TASK DESCRIPTION:
Set each line of the records down again exactly, please.

Figure collection entries:
***
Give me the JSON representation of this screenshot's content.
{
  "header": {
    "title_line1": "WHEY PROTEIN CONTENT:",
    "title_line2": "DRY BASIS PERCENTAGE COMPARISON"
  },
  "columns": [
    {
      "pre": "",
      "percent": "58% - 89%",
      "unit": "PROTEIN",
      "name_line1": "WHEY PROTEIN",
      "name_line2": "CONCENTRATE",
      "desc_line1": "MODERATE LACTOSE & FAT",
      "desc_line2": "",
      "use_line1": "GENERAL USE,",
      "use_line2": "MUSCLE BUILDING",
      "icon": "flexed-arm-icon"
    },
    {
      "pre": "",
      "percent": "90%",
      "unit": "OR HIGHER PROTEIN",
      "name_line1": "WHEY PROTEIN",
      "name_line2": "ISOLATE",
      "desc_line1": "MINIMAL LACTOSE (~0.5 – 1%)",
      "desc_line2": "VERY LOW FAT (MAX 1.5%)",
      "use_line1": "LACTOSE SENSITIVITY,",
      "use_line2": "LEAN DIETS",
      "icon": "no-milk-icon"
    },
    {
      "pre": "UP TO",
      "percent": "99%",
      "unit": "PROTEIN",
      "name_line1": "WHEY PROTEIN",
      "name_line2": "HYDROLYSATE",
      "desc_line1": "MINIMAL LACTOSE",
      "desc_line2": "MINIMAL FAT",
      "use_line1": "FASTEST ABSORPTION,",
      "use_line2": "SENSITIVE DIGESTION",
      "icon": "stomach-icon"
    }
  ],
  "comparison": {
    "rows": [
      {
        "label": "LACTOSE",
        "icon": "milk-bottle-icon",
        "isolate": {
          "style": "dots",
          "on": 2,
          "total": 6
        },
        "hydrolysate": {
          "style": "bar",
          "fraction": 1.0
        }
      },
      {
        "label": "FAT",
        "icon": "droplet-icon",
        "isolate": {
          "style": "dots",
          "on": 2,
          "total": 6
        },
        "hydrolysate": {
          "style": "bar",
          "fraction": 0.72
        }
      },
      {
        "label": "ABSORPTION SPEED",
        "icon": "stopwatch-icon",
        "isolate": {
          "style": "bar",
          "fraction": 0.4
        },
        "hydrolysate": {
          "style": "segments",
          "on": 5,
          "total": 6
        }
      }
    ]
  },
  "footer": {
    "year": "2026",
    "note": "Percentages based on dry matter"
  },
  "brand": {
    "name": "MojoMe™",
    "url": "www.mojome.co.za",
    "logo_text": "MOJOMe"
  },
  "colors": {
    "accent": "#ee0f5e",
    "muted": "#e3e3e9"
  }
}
***
COMPLETED TASK:
Give me the JSON representation of this screenshot's content.
{
  "header": {
    "title_line1": "WHEY PROTEIN CONTENT:",
    "title_line2": "DRY BASIS PERCENTAGE COMPARISON"
  },
  "columns": [
    {
      "pre": "",
      "percent": "58% - 89%",
      "unit": "PROTEIN",
      "name_line1": "WHEY PROTEIN",
      "name_line2": "CONCENTRATE",
      "desc_line1": "MODERATE LACTOSE & FAT",
      "desc_line2": "",
      "use_line1": "GENERAL USE,",
      "use_line2": "MUSCLE BUILDING",
      "icon": "flexed-arm-icon"
    },
    {
      "pre": "",
      "percent": "90%",
      "unit": "OR HIGHER PROTEIN",
      "name_line1": "WHEY PROTEIN",
      "name_line2": "ISOLATE",
      "desc_line1": "MINIMAL LACTOSE (~0.5 – 1%)",
      "desc_line2": "VERY LOW FAT (MAX 1.5%)",
      "use_line1": "LACTOSE SENSITIVITY,",
      "use_line2": "LEAN DIETS",
      "icon": "no-milk-icon"
    },
    {
      "pre": "UP TO",
      "percent": "99%",
      "unit": "PROTEIN",
      "name_line1": "WHEY PROTEIN",
      "name_line2": "HYDROLYSATE",
      "desc_line1": "MINIMAL LACTOSE",
      "desc_line2": "MINIMAL FAT",
      "use_line1": "FASTEST ABSORPTION,",
      "use_line2": "SENSITIVE DIGESTION",
      "icon": "stomach-icon"
    }
  ],
  "comparison": {
    "rows": [
      {
        "label": "LACTOSE",
        "icon": "milk-bottle-icon",
        "isolate": {
          "style": "dots",
          "on": 2,
          "total": 6
        },
        "hydrolysate": {
          "style": "bar",
          "fraction": 1.0
        }
      },
      {
        "label": "FAT",
        "icon": "droplet-icon",
        "isolate": {
          "style": "dots",
          "on": 2,
          "total": 6
        },
        "hydrolysate": {
          "style": "bar",
          "fraction": 0.72
        }
      },
      {
        "label": "ABSORPTION SPEED",
        "icon": "stopwatch-icon",
        "isolate": {
          "style": "bar",
          "fraction": 0.4
        },
        "hydrolysate": {
          "style": "segments",
          "on": 5,
          "total": 6
        }
      }
    ]
  },
  "footer": {
    "year": "2026",
    "note": "Percentages based on dry matter"
  },
  "brand": {
    "name": "MojoMe™",
    "url": "www.mojome.co.za",
    "logo_text": "MOJOMe"
  },
  "colors": {
    "accent": "#ee0f5e",
    "muted": "#e3e3e9"
  }
}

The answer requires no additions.